─── Excerpted text

# How to Think About Big-O Notation

Time/Space complexity is a paradoxical concept.

On the one hand, it’s something you just need to know for whiteboarding interviews and which rarely comes up for most engineers unless you’re building something that is very performance-sensitive. And even then, usually, you’re working with tools other people have built that abstract away a lot of those details for you.

But on the other hand, it’s also very useful to have a deep intuition about it. It gives you a theoretical framework for analyzing complex systems and allows you to predict where the pain-points will be when scaling. It tells you which parts of your application are resource-intensive and which ones will remain performant under much higher loads.

Over the years, I always seem to come back with new insights about this topic. It’s one which I’ve seen trip up a lot of engineers, especially relatively inexperienced ones. A lot of engineers also seem to learn the solutions to a number of algorithm problems, but then still feel shaky about evaluating the time or space complexities of problems they haven’t seen before. I think this is mainly because of how it’s taught since the more I understand it, the more intuitive it seems.

My philosophy has always been that having a lot of different ways of looking at problems. For me, it helped a ton to have a good visual understanding, and also a few examples of, let’s call them “prototypical”, problems on hand. But that’s just what worked for me. An important meta-skill is coming up with your own system for learning.

One thing worth mentioning about this article too is that this isn’t a substitute for doing lots of practice problems. When learning almost any programming concept, there is some degree of memorization and then pattern matching before you can start to see the Matrix.

──────
─── Stored rows

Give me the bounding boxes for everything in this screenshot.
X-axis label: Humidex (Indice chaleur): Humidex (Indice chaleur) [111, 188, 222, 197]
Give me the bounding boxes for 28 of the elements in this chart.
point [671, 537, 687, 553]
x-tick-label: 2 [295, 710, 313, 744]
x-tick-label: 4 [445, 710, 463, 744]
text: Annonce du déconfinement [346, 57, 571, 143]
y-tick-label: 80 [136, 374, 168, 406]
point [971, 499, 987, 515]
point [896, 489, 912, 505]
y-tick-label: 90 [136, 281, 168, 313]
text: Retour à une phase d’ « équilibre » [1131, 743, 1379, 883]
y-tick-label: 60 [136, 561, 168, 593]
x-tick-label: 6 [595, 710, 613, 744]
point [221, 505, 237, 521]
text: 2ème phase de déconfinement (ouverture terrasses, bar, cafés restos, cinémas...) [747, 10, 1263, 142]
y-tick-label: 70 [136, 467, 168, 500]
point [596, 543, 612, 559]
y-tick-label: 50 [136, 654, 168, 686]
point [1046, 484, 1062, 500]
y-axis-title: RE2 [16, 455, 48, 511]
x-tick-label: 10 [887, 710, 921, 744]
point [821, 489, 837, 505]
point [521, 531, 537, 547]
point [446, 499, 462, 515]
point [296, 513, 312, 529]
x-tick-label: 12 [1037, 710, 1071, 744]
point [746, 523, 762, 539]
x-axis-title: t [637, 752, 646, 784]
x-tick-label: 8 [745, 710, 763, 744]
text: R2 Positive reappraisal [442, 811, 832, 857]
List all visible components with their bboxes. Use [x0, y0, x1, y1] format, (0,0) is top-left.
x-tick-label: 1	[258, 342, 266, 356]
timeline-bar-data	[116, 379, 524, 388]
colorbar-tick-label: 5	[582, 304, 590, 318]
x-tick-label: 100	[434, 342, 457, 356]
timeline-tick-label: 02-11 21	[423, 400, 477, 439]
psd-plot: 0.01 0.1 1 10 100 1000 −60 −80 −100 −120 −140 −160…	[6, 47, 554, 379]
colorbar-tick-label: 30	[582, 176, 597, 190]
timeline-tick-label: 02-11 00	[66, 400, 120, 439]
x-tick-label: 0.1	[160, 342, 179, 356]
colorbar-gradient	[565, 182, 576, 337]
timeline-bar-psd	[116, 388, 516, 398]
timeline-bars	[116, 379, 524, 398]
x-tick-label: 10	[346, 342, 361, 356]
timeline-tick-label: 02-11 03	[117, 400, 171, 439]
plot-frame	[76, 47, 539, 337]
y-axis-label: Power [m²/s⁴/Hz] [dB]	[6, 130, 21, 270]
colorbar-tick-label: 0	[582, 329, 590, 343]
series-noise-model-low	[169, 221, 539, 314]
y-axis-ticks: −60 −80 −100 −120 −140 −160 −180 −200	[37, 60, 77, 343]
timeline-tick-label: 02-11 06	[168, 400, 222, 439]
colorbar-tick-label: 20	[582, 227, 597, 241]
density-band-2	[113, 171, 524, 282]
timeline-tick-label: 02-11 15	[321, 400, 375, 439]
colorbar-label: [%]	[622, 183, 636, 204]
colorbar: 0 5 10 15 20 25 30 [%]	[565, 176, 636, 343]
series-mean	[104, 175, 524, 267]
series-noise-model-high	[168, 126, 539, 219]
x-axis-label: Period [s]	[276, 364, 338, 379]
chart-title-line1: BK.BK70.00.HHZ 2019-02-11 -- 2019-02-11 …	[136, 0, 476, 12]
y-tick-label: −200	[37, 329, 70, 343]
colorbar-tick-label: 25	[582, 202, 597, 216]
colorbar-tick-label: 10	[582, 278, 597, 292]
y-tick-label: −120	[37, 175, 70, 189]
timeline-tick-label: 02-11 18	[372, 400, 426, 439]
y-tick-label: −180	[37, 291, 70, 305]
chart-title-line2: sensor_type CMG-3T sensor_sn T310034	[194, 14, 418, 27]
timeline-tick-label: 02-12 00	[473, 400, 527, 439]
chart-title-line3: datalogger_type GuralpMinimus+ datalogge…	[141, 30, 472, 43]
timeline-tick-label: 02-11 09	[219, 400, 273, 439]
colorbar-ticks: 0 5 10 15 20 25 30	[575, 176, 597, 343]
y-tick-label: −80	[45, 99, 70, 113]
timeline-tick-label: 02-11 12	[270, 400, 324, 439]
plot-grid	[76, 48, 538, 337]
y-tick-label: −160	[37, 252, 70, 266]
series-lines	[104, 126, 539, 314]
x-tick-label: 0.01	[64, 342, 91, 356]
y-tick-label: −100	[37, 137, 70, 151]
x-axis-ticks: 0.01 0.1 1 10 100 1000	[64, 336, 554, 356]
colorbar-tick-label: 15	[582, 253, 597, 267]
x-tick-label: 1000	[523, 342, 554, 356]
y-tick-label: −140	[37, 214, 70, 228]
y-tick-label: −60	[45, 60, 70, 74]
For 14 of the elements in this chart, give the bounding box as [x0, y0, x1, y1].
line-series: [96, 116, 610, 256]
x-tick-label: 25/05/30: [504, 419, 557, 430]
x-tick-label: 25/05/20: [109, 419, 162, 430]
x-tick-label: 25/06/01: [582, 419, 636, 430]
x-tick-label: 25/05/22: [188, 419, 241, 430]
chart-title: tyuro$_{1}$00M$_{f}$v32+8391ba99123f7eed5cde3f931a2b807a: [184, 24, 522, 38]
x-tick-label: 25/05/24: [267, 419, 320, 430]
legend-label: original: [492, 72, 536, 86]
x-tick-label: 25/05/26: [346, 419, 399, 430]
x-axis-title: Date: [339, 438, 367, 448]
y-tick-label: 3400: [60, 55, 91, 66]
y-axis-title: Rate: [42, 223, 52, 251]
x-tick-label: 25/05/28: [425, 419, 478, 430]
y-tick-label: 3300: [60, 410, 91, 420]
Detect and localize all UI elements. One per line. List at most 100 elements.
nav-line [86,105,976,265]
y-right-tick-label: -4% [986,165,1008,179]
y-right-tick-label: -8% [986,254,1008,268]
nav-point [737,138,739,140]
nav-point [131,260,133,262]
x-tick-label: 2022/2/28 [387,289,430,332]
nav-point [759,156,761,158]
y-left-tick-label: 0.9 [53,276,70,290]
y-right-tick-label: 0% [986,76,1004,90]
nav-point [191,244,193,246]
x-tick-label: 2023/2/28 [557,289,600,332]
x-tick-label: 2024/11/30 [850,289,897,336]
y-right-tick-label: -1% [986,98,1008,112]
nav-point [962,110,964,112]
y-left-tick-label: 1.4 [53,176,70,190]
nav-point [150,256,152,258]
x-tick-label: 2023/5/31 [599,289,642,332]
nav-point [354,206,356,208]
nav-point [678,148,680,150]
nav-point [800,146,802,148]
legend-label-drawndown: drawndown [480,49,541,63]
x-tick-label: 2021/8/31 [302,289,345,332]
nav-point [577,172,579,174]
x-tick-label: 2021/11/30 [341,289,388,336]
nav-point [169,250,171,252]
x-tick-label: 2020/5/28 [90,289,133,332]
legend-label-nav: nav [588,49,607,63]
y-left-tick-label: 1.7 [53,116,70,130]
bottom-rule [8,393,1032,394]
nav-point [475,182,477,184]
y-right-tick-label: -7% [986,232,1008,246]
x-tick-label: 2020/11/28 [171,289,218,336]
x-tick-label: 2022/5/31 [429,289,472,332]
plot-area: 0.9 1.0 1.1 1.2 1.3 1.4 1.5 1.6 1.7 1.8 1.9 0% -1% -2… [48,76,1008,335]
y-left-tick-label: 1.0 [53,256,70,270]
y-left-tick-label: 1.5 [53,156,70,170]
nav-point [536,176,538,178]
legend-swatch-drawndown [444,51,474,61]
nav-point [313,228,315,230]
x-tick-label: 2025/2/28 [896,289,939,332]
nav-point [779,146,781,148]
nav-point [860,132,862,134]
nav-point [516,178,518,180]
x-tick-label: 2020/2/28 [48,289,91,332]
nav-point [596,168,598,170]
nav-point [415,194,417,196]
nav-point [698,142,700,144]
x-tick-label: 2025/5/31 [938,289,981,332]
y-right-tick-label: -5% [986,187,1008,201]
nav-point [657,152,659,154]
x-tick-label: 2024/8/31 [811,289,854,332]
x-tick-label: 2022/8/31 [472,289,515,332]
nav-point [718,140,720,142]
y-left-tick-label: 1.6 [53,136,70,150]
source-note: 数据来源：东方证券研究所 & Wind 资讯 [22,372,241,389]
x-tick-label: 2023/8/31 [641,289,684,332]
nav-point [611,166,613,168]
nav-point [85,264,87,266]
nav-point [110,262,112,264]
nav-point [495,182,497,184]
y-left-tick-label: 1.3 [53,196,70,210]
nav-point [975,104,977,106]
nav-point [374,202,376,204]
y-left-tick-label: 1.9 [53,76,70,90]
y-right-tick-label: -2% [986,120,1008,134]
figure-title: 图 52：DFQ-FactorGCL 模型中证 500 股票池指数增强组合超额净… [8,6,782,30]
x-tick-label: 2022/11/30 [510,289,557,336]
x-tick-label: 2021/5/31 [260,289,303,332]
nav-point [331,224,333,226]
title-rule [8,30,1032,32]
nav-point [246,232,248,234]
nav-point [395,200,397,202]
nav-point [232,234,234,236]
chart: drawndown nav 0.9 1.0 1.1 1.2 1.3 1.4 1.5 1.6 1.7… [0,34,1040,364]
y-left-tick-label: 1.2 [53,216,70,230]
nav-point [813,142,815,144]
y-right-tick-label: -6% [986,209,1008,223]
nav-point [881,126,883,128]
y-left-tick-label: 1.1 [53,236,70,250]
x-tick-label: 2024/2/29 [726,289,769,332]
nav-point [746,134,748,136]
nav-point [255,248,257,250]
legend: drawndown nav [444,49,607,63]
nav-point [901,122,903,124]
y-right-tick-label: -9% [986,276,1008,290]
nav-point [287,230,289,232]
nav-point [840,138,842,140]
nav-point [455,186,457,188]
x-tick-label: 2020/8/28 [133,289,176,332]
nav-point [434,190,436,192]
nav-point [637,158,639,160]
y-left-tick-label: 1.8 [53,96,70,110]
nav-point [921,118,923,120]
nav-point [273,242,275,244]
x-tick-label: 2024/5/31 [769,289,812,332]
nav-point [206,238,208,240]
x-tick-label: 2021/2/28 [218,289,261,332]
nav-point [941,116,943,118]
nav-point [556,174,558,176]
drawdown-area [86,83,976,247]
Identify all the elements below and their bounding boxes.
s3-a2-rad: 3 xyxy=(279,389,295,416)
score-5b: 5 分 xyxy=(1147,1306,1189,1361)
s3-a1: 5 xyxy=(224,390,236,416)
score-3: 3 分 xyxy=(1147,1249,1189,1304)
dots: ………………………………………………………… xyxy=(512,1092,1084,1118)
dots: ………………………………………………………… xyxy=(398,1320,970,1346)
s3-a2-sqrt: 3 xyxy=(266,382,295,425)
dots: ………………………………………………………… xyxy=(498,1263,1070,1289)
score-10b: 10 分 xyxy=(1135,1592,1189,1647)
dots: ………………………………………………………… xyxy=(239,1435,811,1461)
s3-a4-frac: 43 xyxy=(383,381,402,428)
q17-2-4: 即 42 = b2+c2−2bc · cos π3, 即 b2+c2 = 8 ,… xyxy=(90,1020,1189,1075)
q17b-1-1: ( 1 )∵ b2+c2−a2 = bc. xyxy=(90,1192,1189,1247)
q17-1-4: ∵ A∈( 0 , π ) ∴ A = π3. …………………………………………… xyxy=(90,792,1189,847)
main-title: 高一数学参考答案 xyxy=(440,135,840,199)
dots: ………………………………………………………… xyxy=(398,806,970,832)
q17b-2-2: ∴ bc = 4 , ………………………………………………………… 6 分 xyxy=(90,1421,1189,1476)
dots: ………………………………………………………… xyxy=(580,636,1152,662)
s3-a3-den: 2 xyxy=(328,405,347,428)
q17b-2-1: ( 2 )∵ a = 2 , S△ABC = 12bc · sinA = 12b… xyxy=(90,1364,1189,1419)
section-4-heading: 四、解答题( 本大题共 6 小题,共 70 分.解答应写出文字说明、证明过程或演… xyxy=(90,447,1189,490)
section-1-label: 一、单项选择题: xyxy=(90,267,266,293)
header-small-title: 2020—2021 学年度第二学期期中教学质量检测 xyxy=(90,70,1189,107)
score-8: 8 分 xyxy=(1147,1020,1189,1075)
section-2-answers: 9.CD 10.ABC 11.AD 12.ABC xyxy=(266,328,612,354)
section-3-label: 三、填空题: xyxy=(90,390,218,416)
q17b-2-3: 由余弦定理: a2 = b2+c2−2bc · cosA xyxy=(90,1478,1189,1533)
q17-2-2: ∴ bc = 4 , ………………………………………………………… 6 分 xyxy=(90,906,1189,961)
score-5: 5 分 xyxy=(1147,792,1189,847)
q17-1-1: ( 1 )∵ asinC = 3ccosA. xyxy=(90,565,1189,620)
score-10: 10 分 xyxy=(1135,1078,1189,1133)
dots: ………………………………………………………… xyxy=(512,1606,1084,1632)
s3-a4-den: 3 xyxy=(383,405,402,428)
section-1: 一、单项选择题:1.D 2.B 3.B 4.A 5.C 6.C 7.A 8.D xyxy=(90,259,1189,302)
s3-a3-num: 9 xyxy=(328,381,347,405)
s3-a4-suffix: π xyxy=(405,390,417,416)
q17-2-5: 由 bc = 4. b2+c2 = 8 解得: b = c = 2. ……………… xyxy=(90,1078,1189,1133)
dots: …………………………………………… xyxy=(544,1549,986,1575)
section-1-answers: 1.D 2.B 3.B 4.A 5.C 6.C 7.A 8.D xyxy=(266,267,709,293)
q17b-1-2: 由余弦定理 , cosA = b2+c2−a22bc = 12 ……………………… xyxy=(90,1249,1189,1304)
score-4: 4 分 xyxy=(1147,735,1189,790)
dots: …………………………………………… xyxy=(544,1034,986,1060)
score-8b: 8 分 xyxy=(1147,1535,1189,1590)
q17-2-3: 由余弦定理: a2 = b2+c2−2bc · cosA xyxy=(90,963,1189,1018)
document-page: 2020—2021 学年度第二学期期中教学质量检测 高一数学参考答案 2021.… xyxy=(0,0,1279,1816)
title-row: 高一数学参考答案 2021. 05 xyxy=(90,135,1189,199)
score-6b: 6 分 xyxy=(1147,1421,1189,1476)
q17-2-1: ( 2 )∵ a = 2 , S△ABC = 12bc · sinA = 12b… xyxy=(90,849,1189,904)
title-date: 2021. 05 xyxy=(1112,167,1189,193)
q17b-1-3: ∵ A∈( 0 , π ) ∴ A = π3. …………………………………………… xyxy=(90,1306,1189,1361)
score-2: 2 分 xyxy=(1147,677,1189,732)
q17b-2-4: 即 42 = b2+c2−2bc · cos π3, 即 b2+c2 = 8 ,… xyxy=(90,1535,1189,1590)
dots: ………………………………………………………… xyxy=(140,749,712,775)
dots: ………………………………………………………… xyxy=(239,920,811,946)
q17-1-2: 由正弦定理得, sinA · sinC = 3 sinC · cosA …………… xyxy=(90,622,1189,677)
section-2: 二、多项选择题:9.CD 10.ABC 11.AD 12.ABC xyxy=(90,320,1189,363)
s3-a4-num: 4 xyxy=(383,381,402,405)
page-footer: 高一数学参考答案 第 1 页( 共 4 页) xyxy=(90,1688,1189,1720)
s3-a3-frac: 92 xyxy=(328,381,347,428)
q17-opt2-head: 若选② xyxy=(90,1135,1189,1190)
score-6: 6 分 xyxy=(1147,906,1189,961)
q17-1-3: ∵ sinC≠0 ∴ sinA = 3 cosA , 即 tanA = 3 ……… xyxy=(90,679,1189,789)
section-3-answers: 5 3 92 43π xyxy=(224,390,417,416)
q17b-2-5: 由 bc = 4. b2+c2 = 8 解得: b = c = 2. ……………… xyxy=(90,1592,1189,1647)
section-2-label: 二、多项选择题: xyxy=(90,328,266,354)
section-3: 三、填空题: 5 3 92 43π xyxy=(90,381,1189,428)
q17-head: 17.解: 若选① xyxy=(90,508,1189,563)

──────

Reproduce the Big-O notation article above word for word, from its heading to its final sentence.

# How to Think About Big-O Notation

Time/Space complexity is a paradoxical concept.

On the one hand, it’s something you just need to know for whiteboarding interviews and which rarely comes up for most engineers unless you’re building something that is very performance-sensitive. And even then, usually, you’re working with tools other people have built that abstract away a lot of those details for you.

But on the other hand, it’s also very useful to have a deep intuition about it. It gives you a theoretical framework for analyzing complex systems and allows you to predict where the pain-points will be when scaling. It tells you which parts of your application are resource-intensive and which ones will remain performant under much higher loads.

Over the years, I always seem to come back with new insights about this topic. It’s one which I’ve seen trip up a lot of engineers, especially relatively inexperienced ones. A lot of engineers also seem to learn the solutions to a number of algorithm problems, but then still feel shaky about evaluating the time or space complexities of problems they haven’t seen before. I think this is mainly because of how it’s taught since the more I understand it, the more intuitive it seems.

My philosophy has always been that having a lot of different ways of looking at problems. For me, it helped a ton to have a good visual understanding, and also a few examples of, let’s call them “prototypical”, problems on hand. But that’s just what worked for me. An important meta-skill is coming up with your own system for learning.

One thing worth mentioning about this article too is that this isn’t a substitute for doing lots of practice problems. When learning almost any programming concept, there is some degree of memorization and then pattern matching before you can start to see the Matrix.